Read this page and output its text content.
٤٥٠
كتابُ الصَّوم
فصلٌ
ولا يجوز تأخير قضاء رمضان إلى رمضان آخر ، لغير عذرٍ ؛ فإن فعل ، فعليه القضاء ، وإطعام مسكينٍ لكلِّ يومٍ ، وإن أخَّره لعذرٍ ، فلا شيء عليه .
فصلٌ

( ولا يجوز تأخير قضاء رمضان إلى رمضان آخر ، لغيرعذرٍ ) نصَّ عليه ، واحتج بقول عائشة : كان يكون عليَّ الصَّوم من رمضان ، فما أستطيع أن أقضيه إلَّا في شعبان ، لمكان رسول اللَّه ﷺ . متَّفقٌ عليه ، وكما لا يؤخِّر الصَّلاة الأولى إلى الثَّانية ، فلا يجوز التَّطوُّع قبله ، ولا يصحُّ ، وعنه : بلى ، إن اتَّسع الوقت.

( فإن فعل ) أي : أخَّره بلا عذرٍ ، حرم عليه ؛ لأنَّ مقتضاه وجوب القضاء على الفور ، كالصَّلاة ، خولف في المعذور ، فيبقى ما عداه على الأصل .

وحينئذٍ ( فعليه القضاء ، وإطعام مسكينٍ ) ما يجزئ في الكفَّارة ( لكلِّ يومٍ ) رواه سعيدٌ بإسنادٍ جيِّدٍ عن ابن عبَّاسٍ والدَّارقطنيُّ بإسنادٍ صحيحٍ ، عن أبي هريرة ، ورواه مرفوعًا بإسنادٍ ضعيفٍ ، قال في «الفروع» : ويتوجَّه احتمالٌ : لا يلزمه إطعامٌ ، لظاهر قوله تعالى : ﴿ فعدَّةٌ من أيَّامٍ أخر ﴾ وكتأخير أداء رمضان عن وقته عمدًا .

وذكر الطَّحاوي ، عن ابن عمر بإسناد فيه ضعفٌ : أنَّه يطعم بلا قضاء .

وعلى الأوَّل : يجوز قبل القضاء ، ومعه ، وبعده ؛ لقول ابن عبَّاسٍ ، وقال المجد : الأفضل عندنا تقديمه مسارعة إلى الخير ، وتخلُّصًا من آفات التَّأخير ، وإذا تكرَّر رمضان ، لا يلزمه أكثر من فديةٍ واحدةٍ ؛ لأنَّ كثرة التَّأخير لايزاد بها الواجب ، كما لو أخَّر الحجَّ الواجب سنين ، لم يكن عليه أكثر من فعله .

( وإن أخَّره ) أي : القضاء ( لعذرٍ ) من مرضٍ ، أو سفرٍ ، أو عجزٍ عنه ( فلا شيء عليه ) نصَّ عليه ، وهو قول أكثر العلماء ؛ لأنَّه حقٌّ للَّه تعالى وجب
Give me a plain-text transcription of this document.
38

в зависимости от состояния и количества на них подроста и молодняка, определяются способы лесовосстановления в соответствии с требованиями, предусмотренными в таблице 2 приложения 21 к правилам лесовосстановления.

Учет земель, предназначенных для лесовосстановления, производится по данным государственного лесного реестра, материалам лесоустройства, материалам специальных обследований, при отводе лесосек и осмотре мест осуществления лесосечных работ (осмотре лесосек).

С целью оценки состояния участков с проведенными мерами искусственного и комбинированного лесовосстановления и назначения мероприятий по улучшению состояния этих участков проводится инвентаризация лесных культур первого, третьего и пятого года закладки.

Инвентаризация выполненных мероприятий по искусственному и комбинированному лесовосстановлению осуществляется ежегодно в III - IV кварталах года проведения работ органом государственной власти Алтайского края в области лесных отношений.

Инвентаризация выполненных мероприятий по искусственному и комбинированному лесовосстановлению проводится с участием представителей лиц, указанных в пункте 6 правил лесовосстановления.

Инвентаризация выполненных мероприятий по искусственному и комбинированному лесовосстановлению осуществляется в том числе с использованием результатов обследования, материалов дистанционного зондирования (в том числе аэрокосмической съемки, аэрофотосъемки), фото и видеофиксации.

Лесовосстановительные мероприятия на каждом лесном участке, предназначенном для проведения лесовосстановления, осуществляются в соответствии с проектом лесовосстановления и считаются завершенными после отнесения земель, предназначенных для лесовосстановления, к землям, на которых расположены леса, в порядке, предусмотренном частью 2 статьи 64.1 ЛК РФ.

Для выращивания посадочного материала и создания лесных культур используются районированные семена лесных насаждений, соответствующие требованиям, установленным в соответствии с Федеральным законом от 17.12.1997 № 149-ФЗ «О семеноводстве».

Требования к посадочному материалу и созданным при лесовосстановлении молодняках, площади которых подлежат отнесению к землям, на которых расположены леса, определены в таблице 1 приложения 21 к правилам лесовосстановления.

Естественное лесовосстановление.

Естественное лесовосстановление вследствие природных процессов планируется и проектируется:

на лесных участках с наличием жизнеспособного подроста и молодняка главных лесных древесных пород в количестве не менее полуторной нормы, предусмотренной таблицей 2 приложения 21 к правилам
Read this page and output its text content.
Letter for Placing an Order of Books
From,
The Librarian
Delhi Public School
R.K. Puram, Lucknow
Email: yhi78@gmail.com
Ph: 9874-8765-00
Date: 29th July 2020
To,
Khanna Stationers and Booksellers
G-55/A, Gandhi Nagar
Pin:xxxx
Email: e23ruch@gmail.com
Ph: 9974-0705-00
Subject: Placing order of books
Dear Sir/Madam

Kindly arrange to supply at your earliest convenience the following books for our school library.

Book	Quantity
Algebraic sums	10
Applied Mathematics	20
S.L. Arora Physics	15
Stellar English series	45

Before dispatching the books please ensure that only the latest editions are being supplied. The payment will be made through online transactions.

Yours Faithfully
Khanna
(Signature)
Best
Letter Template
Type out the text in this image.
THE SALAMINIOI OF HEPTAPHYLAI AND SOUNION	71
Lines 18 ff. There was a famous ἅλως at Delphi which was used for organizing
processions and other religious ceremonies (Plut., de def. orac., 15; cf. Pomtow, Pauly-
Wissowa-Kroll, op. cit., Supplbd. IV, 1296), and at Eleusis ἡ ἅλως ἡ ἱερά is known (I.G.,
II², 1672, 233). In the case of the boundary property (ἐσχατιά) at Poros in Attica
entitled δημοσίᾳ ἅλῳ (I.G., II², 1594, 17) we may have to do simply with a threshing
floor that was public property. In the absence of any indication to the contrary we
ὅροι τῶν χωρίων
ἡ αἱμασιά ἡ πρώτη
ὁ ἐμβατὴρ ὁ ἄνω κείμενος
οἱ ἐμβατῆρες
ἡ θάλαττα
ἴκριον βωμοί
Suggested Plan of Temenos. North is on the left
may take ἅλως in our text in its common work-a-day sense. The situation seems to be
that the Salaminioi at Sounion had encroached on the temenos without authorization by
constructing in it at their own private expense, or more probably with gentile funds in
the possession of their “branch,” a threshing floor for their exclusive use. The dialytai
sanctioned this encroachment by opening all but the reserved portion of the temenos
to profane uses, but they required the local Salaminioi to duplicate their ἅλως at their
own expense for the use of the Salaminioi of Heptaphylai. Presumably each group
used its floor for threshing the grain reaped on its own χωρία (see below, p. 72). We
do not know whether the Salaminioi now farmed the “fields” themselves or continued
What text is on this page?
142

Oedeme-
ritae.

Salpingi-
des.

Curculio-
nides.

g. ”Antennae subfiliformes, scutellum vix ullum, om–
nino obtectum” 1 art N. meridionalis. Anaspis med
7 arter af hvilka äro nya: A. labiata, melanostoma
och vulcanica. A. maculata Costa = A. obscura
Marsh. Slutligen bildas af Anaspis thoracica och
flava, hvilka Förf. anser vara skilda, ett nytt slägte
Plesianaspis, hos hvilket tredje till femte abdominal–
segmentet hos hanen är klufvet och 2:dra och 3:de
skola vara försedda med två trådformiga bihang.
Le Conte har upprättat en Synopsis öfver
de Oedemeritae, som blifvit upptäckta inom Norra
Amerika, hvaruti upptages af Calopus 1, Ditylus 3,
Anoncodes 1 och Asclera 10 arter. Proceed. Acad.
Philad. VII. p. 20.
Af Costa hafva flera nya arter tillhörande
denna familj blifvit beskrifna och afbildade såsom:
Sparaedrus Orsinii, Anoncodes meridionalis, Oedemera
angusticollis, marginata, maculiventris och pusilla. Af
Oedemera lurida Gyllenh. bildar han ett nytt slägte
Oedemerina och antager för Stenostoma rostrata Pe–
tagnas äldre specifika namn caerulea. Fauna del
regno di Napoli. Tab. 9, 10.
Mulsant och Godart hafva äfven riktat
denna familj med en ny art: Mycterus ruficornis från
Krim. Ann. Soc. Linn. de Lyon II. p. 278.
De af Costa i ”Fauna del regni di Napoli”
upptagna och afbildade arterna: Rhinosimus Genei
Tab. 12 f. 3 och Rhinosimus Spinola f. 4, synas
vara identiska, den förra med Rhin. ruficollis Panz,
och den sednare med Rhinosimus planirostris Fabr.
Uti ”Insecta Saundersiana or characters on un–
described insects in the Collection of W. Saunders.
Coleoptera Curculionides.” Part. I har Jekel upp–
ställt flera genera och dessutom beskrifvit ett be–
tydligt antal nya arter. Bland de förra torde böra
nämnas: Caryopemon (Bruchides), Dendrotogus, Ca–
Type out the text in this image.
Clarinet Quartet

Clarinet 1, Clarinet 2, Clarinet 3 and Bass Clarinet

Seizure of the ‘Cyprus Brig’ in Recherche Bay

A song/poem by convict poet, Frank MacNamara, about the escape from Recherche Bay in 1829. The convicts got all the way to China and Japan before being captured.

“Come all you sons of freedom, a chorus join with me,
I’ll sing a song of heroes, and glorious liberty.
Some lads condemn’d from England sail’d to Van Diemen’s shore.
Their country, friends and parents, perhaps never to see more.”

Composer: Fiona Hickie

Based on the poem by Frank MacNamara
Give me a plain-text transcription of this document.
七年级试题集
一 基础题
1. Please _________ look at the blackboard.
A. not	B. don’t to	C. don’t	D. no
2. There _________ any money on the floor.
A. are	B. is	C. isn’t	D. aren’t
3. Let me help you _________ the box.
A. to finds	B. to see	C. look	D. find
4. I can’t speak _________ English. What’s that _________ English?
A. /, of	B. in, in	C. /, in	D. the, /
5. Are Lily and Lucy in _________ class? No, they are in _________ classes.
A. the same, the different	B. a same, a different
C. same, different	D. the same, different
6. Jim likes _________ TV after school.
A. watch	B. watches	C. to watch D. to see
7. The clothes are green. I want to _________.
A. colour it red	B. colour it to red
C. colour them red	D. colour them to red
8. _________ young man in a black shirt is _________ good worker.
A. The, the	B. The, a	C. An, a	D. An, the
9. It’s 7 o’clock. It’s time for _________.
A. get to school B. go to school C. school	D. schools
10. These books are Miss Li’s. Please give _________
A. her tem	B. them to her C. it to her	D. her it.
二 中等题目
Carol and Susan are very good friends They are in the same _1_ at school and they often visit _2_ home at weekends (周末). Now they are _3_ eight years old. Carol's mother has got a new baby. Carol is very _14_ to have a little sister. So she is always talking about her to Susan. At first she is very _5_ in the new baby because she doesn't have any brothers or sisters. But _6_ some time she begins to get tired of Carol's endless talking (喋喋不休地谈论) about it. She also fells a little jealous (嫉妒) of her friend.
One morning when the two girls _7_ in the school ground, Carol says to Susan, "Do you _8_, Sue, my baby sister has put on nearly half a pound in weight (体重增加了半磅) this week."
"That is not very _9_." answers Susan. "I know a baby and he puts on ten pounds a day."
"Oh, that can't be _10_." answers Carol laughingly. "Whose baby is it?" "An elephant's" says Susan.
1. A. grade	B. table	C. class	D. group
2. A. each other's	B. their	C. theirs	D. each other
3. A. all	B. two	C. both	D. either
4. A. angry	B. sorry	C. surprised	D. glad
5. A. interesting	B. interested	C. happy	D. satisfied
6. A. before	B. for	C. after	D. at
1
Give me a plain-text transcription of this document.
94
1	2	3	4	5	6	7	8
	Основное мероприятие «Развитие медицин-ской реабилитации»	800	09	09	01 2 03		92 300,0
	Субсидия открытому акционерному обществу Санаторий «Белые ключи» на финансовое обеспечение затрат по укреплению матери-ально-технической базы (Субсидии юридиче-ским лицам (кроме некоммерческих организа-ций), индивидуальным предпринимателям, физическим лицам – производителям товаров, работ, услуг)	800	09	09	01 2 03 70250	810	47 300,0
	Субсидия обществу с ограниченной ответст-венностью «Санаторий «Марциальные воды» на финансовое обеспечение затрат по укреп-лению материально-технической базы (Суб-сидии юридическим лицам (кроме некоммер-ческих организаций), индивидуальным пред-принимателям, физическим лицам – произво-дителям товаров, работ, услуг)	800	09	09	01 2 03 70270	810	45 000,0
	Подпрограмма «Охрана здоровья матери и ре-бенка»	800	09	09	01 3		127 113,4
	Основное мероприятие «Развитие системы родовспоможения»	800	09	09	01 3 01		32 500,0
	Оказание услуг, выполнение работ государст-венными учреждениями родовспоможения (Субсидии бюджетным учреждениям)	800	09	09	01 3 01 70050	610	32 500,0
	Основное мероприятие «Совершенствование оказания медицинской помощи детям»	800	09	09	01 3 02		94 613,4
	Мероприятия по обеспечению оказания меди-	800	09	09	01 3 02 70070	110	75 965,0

────

=== YOUR GOAL ===
Go through the records and show every line with the string "Развитие" in it.

=== SOLUTION TO THIS EXERCISE ===
	Основное мероприятие «Развитие медицин-ской реабилитации»	800	09	09	01 2 03		92 300,0
	Основное мероприятие «Развитие системы родовспоможения»	800	09	09	01 3 01		32 500,0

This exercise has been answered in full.